## Work request
Would you repeat each of the lines below exactly?

═══ Records shown ═══

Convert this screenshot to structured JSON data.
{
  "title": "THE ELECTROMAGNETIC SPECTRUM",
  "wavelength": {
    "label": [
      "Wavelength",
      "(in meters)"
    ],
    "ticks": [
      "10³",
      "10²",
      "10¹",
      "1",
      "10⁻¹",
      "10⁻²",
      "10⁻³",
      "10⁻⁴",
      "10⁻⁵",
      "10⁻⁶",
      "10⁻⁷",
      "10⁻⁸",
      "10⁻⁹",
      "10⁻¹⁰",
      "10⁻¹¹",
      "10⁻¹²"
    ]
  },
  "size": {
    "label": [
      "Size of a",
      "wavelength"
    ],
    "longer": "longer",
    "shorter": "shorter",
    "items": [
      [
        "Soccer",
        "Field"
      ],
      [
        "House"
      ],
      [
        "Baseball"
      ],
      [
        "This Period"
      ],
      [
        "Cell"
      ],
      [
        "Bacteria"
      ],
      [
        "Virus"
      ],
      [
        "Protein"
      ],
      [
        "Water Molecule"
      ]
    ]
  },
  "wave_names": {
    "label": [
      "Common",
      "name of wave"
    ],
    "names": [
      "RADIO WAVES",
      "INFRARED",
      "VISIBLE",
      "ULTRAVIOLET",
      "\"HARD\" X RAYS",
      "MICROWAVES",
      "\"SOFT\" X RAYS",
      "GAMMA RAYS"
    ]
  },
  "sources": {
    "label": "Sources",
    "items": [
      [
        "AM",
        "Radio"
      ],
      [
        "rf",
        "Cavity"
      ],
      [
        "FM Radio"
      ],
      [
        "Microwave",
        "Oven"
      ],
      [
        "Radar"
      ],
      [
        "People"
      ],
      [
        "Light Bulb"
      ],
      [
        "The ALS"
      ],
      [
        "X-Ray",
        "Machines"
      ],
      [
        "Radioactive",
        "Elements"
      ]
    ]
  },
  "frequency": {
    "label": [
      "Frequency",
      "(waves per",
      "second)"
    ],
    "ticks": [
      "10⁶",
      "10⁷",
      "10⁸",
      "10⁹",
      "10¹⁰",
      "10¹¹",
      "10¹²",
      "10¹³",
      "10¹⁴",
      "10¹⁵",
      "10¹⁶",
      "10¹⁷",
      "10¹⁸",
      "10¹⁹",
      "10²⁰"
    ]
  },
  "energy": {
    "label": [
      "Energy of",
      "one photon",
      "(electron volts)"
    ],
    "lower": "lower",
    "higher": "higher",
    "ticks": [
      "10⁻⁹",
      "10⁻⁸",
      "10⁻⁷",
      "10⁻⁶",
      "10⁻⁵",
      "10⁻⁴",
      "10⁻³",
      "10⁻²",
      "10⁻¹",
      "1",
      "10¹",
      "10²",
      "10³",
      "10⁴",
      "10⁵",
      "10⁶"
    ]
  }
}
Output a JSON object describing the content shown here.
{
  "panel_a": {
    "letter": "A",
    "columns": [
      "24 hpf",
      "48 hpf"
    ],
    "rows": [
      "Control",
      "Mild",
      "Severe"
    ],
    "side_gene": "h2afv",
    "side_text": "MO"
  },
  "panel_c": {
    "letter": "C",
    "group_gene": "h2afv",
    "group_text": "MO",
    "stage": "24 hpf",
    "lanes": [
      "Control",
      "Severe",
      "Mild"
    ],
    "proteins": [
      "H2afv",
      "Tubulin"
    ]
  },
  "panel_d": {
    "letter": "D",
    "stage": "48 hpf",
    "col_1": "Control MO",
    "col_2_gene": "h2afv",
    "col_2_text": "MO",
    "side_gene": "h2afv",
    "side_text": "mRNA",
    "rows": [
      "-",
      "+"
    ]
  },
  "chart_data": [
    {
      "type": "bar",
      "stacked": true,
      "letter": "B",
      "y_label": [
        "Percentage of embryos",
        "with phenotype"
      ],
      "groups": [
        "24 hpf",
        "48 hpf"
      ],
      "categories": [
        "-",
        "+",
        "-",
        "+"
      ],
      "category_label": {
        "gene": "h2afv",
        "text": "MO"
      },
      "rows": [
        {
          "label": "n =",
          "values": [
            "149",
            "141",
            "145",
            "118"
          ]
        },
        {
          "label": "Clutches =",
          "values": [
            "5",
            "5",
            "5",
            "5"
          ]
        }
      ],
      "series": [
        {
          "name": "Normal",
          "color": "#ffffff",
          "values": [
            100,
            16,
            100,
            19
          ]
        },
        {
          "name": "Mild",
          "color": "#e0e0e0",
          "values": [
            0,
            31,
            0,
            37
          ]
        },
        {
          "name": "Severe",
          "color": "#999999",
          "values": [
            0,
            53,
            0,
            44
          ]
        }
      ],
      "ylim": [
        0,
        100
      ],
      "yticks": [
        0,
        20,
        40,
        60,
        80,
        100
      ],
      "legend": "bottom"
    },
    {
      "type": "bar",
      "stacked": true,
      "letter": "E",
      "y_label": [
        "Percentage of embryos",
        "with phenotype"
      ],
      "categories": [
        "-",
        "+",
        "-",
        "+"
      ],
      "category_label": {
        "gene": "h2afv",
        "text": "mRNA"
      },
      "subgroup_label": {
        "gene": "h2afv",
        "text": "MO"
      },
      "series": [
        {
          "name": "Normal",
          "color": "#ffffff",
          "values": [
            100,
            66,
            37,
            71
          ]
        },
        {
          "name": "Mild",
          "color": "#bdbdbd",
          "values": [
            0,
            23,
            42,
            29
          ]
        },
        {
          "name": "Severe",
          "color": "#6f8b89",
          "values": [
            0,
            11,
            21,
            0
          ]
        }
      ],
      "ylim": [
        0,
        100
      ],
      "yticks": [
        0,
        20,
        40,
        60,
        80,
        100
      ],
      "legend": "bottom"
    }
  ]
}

═══

## Exercise response
Convert this screenshot to structured JSON data.
{
  "title": "THE ELECTROMAGNETIC SPECTRUM",
  "wavelength": {
    "label": [
      "Wavelength",
      "(in meters)"
    ],
    "ticks": [
      "10³",
      "10²",
      "10¹",
      "1",
      "10⁻¹",
      "10⁻²",
      "10⁻³",
      "10⁻⁴",
      "10⁻⁵",
      "10⁻⁶",
      "10⁻⁷",
      "10⁻⁸",
      "10⁻⁹",
      "10⁻¹⁰",
      "10⁻¹¹",
      "10⁻¹²"
    ]
  },
  "size": {
    "label": [
      "Size of a",
      "wavelength"
    ],
    "longer": "longer",
    "shorter": "shorter",
    "items": [
      [
        "Soccer",
        "Field"
      ],
      [
        "House"
      ],
      [
        "Baseball"
      ],
      [
        "This Period"
      ],
      [
        "Cell"
      ],
      [
        "Bacteria"
      ],
      [
        "Virus"
      ],
      [
        "Protein"
      ],
      [
        "Water Molecule"
      ]
    ]
  },
  "wave_names": {
    "label": [
      "Common",
      "name of wave"
    ],
    "names": [
      "RADIO WAVES",
      "INFRARED",
      "VISIBLE",
      "ULTRAVIOLET",
      "\"HARD\" X RAYS",
      "MICROWAVES",
      "\"SOFT\" X RAYS",
      "GAMMA RAYS"
    ]
  },
  "sources": {
    "label": "Sources",
    "items": [
      [
        "AM",
        "Radio"
      ],
      [
        "rf",
        "Cavity"
      ],
      [
        "FM Radio"
      ],
      [
        "Microwave",
        "Oven"
      ],
      [
        "Radar"
      ],
      [
        "People"
      ],
      [
        "Light Bulb"
      ],
      [
        "The ALS"
      ],
      [
        "X-Ray",
        "Machines"
      ],
      [
        "Radioactive",
        "Elements"
      ]
    ]
  },
  "frequency": {
    "label": [
      "Frequency",
      "(waves per",
      "second)"
    ],
    "ticks": [
      "10⁶",
      "10⁷",
      "10⁸",
      "10⁹",
      "10¹⁰",
      "10¹¹",
      "10¹²",
      "10¹³",
      "10¹⁴",
      "10¹⁵",
      "10¹⁶",
      "10¹⁷",
      "10¹⁸",
      "10¹⁹",
      "10²⁰"
    ]
  },
  "energy": {
    "label": [
      "Energy of",
      "one photon",
      "(electron volts)"
    ],
    "lower": "lower",
    "higher": "higher",
    "ticks": [
      "10⁻⁹",
      "10⁻⁸",
      "10⁻⁷",
      "10⁻⁶",
      "10⁻⁵",
      "10⁻⁴",
      "10⁻³",
      "10⁻²",
      "10⁻¹",
      "1",
      "10¹",
      "10²",
      "10³",
      "10⁴",
      "10⁵",
      "10⁶"
    ]
  }
}
Output a JSON object describing the content shown here.
{
  "panel_a": {
    "letter": "A",
    "columns": [
      "24 hpf",
      "48 hpf"
    ],
    "rows": [
      "Control",
      "Mild",
      "Severe"
    ],
    "side_gene": "h2afv",
    "side_text": "MO"
  },
  "panel_c": {
    "letter": "C",
    "group_gene": "h2afv",
    "group_text": "MO",
    "stage": "24 hpf",
    "lanes": [
      "Control",
      "Severe",
      "Mild"
    ],
    "proteins": [
      "H2afv",
      "Tubulin"
    ]
  },
  "panel_d": {
    "letter": "D",
    "stage": "48 hpf",
    "col_1": "Control MO",
    "col_2_gene": "h2afv",
    "col_2_text": "MO",
    "side_gene": "h2afv",
    "side_text": "mRNA",
    "rows": [
      "-",
      "+"
    ]
  },
  "chart_data": [
    {
      "type": "bar",
      "stacked": true,
      "letter": "B",
      "y_label": [
        "Percentage of embryos",
        "with phenotype"
      ],
      "groups": [
        "24 hpf",
        "48 hpf"
      ],
      "categories": [
        "-",
        "+",
        "-",
        "+"
      ],
      "category_label": {
        "gene": "h2afv",
        "text": "MO"
      },
      "rows": [
        {
          "label": "n =",
          "values": [
            "149",
            "141",
            "145",
            "118"
          ]
        },
        {
          "label": "Clutches =",
          "values": [
            "5",
            "5",
            "5",
            "5"
          ]
        }
      ],
      "series": [
        {
          "name": "Normal",
          "color": "#ffffff",
          "values": [
            100,
            16,
            100,
            19
          ]
        },
        {
          "name": "Mild",
          "color": "#e0e0e0",
          "values": [
            0,
            31,
            0,
            37
          ]
        },
        {
          "name": "Severe",
          "color": "#999999",
          "values": [
            0,
            53,
            0,
            44
          ]
        }
      ],
      "ylim": [
        0,
        100
      ],
      "yticks": [
        0,
        20,
        40,
        60,
        80,
        100
      ],
      "legend": "bottom"
    },
    {
      "type": "bar",
      "stacked": true,
      "letter": "E",
      "y_label": [
        "Percentage of embryos",
        "with phenotype"
      ],
      "categories": [
        "-",
        "+",
        "-",
        "+"
      ],
      "category_label": {
        "gene": "h2afv",
        "text": "mRNA"
      },
      "subgroup_label": {
        "gene": "h2afv",
        "text": "MO"
      },
      "series": [
        {
          "name": "Normal",
          "color": "#ffffff",
          "values": [
            100,
            66,
            37,
            71
          ]
        },
        {
          "name": "Mild",
          "color": "#bdbdbd",
          "values": [
            0,
            23,
            42,
            29
          ]
        },
        {
          "name": "Severe",
          "color": "#6f8b89",
          "values": [
            0,
            11,
            21,
            0
          ]
        }
      ],
      "ylim": [
        0,
        100
      ],
      "yticks": [
        0,
        20,
        40,
        60,
        80,
        100
      ],
      "legend": "bottom"
    }
  ]
}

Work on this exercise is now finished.